=== Records from a dataset ===
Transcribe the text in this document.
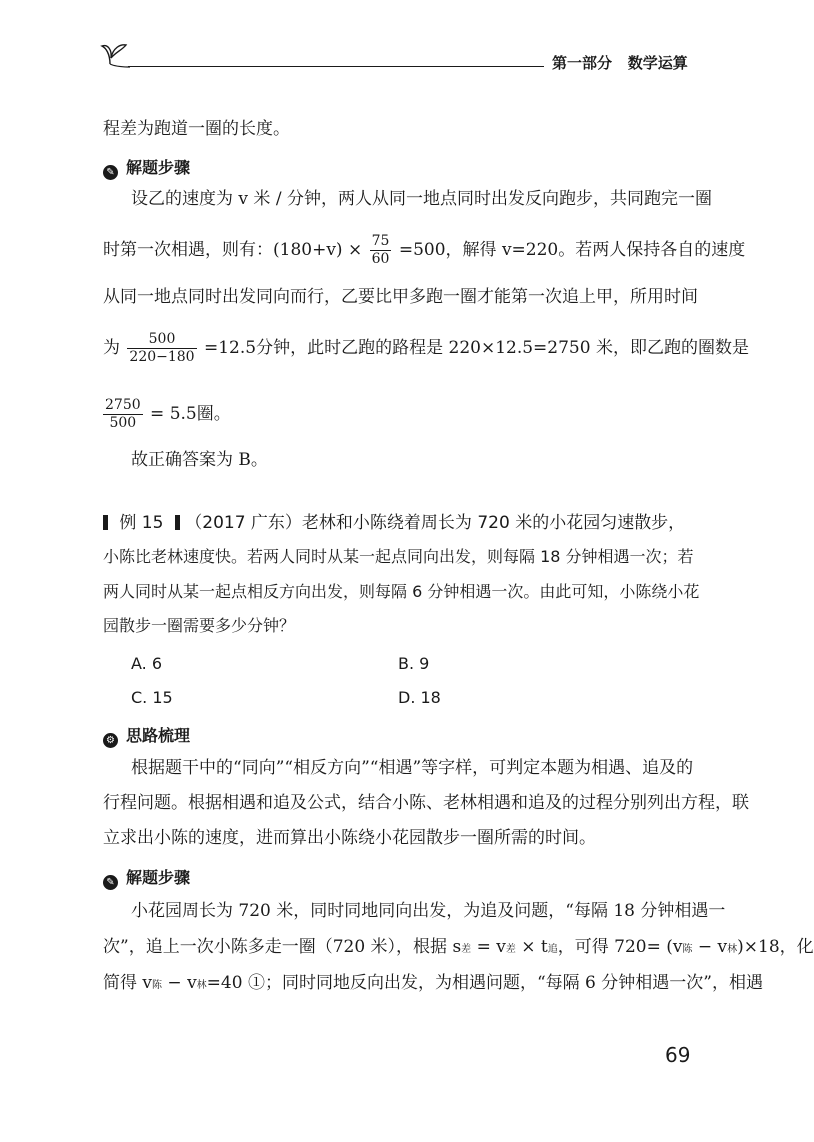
第一部分 数学运算
程差为跑道一圈的长度。
✎ 解题步骤
设乙的速度为 v 米 / 分钟，两人从同一地点同时出发反向跑步，共同跑完一圈
时第一次相遇，则有：$(180+v) \times \frac{75}{60} =500$，解得 v=220。若两人保持各自的速度
从同一地点同时出发同向而行，乙要比甲多跑一圈才能第一次追上甲，所用时间
为 $\frac{500}{220-180} =12.5$分钟，此时乙跑的路程是 220×12.5=2750 米，即乙跑的圈数是
$\frac{2750}{500} = 5.5$圈。
故正确答案为 B。
例 15 （2017 广东）老林和小陈绕着周长为 720 米的小花园匀速散步，
小陈比老林速度快。若两人同时从某一起点同向出发，则每隔 18 分钟相遇一次；若
两人同时从某一起点相反方向出发，则每隔 6 分钟相遇一次。由此可知，小陈绕小花
园散步一圈需要多少分钟？
A. 6	B. 9
C. 15	D. 18
⚙ 思路梳理
根据题干中的“同向”“相反方向”“相遇”等字样，可判定本题为相遇、追及的
行程问题。根据相遇和追及公式，结合小陈、老林相遇和追及的过程分别列出方程，联
立求出小陈的速度，进而算出小陈绕小花园散步一圈所需的时间。
✎ 解题步骤
小花园周长为 720 米，同时同地同向出发，为追及问题，“每隔 18 分钟相遇一
次”，追上一次小陈多走一圈（720 米），根据 s差 = v差 × t追，可得 720= (v陈 − v林)×18，化
简得 v陈 − v林=40 ①；同时同地反向出发，为相遇问题，“每隔 6 分钟相遇一次”，相遇
69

=== Challenge ===
Read through the data and copy every line where "分钟相遇一次" shows up.

=== Solved problem ===
小陈比老林速度快。若两人同时从某一起点同向出发，则每隔 18 分钟相遇一次；若
两人同时从某一起点相反方向出发，则每隔 6 分钟相遇一次。由此可知，小陈绕小花
简得 v陈 − v林=40 ①；同时同地反向出发，为相遇问题，“每隔 6 分钟相遇一次”，相遇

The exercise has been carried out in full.